Part of a data file:
▬▬▬
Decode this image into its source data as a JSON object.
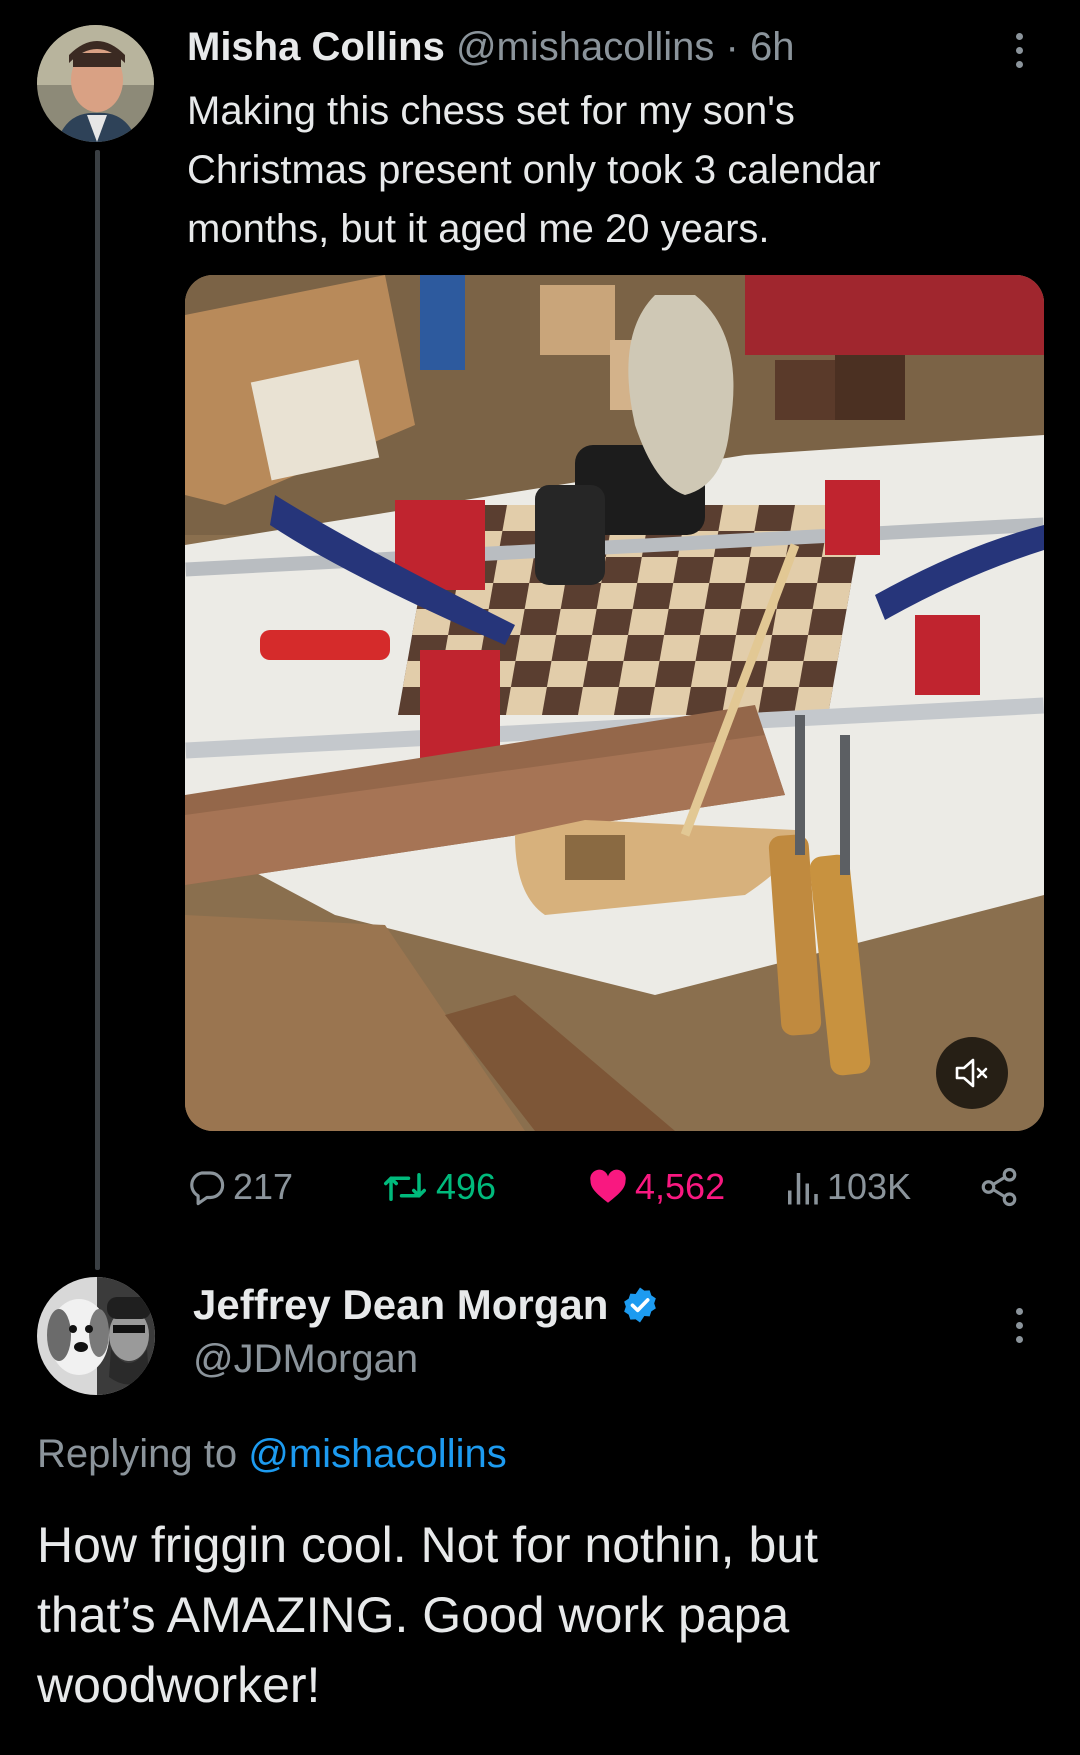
{
  "tweet": {
    "author_name": "Misha Collins",
    "handle": "@mishacollins",
    "separator": "·",
    "time": "6h",
    "text_lines": [
      "Making this chess set for my son's",
      "Christmas present only took 3 calendar",
      "months, but it aged me 20 years."
    ],
    "media": {
      "type": "video",
      "muted": true,
      "icon": "speaker-muted-icon"
    },
    "stats": {
      "replies": "217",
      "retweets": "496",
      "likes": "4,562",
      "views": "103K"
    },
    "colors": {
      "retweet": "#00ba7c",
      "like": "#f91880"
    }
  },
  "reply": {
    "author_name": "Jeffrey Dean Morgan",
    "verified": true,
    "handle": "@JDMorgan",
    "replying_prefix": "Replying to",
    "replying_to": "@mishacollins",
    "text_lines": [
      "How friggin cool. Not for nothin, but",
      "that’s AMAZING. Good work papa",
      "woodworker!"
    ]
  },
  "colors": {
    "background": "#000000",
    "text": "#e7e9ea",
    "muted": "#8b949b",
    "link": "#1d9bf0"
  }
}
▬▬▬
Can you repeat every record above exactly, apart from the pictures?

EXERCISE SOLUTION:
Decode this image into its source data as a JSON object.
{
  "tweet": {
    "author_name": "Misha Collins",
    "handle": "@mishacollins",
    "separator": "·",
    "time": "6h",
    "text_lines": [
      "Making this chess set for my son's",
      "Christmas present only took 3 calendar",
      "months, but it aged me 20 years."
    ],
    "media": {
      "type": "video",
      "muted": true,
      "icon": "speaker-muted-icon"
    },
    "stats": {
      "replies": "217",
      "retweets": "496",
      "likes": "4,562",
      "views": "103K"
    },
    "colors": {
      "retweet": "#00ba7c",
      "like": "#f91880"
    }
  },
  "reply": {
    "author_name": "Jeffrey Dean Morgan",
    "verified": true,
    "handle": "@JDMorgan",
    "replying_prefix": "Replying to",
    "replying_to": "@mishacollins",
    "text_lines": [
      "How friggin cool. Not for nothin, but",
      "that’s AMAZING. Good work papa",
      "woodworker!"
    ]
  },
  "colors": {
    "background": "#000000",
    "text": "#e7e9ea",
    "muted": "#8b949b",
    "link": "#1d9bf0"
  }
}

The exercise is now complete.